Your goal:
Take each line that has the word "Central" and return it.

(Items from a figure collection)
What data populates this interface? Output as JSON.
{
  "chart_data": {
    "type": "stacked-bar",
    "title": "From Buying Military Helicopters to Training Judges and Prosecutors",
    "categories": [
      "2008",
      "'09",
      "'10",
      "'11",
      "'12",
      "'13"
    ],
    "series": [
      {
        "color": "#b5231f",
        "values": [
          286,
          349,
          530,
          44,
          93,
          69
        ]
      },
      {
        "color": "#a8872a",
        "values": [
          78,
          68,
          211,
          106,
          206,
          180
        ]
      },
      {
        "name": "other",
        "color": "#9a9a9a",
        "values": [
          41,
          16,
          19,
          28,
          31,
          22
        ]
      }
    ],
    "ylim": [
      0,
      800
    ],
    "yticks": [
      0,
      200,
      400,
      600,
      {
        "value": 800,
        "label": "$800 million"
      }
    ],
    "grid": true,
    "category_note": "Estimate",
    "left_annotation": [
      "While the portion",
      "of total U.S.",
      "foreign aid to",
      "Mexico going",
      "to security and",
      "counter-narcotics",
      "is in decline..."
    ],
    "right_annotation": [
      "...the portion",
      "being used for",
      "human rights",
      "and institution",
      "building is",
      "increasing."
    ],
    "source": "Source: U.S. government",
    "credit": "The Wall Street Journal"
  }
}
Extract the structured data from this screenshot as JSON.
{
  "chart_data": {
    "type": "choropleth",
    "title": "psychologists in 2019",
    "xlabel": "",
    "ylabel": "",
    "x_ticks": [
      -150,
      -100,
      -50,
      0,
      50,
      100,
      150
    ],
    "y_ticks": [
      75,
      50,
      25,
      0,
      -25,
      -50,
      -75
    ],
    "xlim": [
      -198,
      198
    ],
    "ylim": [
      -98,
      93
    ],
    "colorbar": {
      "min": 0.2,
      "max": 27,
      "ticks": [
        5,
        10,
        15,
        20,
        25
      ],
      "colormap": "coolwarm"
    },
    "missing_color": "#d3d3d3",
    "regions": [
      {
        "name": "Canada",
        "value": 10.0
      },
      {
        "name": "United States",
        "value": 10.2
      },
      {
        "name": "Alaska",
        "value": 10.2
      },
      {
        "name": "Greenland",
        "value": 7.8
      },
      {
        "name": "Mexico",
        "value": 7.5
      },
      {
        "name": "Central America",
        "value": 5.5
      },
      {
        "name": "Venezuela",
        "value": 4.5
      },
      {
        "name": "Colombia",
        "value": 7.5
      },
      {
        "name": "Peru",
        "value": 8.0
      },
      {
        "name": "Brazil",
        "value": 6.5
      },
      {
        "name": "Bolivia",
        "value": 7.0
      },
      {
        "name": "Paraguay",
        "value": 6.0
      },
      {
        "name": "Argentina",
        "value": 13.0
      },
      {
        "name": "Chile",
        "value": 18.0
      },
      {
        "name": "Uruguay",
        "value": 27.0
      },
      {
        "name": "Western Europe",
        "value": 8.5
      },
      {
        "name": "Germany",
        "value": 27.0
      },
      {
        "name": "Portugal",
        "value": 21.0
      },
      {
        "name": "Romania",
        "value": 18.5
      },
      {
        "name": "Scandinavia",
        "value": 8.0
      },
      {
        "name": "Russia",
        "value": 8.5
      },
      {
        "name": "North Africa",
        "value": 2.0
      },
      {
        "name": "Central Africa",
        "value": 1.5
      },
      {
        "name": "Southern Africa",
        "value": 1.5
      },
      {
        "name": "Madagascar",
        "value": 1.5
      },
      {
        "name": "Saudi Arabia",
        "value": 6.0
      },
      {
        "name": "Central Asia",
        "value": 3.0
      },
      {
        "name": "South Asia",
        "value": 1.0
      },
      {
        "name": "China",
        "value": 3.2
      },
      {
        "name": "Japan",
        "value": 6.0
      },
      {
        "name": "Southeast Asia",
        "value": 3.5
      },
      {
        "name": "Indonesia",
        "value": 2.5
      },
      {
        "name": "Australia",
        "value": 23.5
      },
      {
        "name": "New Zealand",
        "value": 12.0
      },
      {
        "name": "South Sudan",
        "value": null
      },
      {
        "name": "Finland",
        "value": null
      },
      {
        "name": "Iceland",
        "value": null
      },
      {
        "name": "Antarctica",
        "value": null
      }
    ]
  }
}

Answer to this task:
        "name": "Central America",
        "name": "Central Africa",
        "name": "Central Asia",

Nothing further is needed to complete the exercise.